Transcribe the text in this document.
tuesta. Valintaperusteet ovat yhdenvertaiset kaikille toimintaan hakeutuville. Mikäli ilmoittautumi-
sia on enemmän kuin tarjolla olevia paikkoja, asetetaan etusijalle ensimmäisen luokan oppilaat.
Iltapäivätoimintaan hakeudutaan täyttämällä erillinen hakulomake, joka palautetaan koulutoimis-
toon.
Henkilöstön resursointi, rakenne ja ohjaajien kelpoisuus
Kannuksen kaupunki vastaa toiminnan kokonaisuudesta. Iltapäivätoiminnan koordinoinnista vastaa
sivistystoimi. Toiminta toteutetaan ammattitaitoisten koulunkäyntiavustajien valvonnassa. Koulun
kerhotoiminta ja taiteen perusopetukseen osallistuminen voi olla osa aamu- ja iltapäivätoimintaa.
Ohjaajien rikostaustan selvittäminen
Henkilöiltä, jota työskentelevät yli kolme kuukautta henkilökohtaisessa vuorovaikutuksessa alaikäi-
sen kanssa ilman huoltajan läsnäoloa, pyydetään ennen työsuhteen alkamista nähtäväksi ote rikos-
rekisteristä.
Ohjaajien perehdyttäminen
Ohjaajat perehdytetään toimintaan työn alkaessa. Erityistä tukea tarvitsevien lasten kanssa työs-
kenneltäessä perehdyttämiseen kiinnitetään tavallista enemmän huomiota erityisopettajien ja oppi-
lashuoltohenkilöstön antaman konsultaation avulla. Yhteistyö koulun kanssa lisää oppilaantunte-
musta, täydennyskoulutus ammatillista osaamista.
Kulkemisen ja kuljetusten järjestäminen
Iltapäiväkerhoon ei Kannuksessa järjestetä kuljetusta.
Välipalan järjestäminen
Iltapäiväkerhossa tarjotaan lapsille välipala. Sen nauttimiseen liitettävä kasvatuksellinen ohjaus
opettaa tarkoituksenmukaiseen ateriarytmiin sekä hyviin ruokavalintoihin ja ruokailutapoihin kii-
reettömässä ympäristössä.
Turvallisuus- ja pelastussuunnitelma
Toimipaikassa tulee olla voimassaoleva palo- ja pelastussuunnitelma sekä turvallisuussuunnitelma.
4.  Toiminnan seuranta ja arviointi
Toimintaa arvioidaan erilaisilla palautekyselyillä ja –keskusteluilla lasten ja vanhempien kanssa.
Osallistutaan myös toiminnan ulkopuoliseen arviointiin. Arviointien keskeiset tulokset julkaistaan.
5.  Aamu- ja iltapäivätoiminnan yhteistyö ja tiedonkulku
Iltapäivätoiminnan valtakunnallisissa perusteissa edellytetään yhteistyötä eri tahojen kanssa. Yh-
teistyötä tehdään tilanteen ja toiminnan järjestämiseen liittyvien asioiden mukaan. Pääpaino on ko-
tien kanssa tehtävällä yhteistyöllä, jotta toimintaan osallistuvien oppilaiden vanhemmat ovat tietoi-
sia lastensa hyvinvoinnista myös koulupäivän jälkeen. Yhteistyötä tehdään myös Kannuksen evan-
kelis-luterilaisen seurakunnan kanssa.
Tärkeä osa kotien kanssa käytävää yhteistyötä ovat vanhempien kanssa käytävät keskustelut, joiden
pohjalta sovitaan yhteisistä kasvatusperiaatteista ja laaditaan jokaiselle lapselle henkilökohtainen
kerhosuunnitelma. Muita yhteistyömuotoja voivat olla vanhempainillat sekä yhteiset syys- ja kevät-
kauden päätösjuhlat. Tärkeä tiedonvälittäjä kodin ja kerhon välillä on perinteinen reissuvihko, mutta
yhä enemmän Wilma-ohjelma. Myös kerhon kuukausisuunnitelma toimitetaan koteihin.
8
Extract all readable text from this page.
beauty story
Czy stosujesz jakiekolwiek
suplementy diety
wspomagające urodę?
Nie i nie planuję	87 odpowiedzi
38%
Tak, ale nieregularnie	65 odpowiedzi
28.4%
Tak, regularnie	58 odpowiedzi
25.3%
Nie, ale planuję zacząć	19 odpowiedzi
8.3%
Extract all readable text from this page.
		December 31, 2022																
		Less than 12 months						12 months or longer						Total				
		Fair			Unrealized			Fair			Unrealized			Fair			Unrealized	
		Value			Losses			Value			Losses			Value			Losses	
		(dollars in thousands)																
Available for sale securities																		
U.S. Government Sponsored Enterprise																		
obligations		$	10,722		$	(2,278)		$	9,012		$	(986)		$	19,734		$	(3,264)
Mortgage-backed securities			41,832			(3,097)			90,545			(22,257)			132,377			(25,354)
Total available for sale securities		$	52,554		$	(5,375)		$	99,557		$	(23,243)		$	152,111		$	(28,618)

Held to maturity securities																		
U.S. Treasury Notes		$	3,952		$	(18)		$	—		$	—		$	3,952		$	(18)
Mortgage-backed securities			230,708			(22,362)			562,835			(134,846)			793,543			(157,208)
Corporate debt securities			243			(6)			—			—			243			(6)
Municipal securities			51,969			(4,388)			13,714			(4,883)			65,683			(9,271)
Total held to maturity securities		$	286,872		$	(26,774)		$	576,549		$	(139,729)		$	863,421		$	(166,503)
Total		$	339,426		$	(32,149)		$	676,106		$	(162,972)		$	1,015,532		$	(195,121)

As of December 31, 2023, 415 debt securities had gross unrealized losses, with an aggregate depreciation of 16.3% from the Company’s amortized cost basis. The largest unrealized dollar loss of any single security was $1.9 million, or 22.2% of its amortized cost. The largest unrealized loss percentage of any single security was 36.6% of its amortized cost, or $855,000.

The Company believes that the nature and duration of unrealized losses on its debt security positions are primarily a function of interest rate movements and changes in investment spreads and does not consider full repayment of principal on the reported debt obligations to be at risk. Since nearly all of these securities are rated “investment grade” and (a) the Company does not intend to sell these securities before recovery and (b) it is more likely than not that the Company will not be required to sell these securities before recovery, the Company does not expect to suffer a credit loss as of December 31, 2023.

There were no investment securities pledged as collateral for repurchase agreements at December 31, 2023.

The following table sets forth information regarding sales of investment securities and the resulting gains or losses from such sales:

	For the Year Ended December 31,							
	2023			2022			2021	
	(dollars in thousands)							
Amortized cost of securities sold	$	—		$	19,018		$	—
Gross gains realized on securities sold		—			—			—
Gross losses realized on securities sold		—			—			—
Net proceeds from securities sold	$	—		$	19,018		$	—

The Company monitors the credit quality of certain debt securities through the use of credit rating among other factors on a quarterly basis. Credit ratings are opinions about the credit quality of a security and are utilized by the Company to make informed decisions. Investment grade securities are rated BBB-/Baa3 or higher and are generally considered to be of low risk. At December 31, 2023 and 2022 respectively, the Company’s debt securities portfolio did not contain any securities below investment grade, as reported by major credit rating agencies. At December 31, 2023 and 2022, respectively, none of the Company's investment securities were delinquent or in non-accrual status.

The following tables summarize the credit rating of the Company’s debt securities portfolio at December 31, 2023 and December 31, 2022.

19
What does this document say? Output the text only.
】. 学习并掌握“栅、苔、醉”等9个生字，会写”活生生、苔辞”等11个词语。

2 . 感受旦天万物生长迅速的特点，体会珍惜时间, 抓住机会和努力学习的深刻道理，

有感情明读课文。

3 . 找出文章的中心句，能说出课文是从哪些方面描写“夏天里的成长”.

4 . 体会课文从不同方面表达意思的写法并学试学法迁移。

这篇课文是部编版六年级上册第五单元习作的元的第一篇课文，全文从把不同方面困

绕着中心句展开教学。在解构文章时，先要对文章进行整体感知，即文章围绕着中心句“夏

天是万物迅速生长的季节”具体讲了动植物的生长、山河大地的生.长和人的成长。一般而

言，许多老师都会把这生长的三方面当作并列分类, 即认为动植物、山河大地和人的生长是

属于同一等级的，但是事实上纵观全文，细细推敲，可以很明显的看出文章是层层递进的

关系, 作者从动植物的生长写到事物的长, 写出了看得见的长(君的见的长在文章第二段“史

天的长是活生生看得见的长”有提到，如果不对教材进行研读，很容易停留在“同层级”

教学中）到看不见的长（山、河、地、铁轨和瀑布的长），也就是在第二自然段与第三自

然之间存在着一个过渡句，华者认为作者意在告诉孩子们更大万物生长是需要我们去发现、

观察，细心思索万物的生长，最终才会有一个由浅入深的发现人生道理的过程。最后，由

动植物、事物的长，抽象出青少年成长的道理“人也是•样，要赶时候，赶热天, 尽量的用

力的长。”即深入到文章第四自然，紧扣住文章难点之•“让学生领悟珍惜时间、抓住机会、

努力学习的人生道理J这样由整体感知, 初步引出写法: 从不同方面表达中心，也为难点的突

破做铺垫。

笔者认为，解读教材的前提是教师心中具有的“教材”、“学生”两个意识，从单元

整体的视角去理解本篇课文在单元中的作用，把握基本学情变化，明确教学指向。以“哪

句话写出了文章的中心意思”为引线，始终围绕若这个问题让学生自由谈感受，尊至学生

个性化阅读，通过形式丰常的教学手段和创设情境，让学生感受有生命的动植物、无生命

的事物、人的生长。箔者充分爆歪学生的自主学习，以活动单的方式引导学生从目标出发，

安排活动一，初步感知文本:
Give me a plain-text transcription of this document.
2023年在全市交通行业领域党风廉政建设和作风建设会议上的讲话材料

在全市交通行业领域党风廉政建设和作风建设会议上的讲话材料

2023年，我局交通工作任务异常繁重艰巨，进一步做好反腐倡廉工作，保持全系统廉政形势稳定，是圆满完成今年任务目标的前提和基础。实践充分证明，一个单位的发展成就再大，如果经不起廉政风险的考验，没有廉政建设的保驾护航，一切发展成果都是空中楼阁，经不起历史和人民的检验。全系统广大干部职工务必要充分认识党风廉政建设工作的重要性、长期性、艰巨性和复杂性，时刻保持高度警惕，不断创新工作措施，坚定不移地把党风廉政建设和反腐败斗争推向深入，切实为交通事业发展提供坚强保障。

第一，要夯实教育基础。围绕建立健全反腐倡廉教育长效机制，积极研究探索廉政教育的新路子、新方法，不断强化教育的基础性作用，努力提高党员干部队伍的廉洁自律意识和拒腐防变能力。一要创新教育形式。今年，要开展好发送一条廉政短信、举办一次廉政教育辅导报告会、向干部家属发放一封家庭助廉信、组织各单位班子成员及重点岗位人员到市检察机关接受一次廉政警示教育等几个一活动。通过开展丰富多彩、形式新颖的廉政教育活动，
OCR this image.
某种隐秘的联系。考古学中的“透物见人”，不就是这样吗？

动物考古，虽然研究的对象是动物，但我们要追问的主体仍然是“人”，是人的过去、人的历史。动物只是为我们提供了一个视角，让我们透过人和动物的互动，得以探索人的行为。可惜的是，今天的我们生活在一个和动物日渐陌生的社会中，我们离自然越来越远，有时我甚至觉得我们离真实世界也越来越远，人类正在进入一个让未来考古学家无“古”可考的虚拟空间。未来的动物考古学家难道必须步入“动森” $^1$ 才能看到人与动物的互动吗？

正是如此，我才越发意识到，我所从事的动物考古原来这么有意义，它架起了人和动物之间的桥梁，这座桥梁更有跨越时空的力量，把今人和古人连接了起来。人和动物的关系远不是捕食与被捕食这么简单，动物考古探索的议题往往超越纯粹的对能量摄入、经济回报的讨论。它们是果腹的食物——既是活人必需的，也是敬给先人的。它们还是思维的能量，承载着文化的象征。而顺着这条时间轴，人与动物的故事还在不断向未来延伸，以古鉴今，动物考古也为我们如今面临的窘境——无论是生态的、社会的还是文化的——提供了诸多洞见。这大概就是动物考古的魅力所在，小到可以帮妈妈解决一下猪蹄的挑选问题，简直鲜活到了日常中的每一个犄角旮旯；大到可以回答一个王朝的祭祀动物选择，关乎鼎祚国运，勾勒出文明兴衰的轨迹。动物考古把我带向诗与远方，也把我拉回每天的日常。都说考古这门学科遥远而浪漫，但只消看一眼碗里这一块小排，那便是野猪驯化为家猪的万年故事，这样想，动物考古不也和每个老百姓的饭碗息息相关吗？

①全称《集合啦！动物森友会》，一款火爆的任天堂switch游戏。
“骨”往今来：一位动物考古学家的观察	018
··········
» **STATED PROBLEM**: Pull out each line holding the string "sold".

» **RESULT OF THE TASK**:
Amortized cost of securities sold	$	—		$	19,018		$	—
Gross gains realized on securities sold		—			—			—
Gross losses realized on securities sold		—			—			—
Net proceeds from securities sold	$	—		$	19,018		$	—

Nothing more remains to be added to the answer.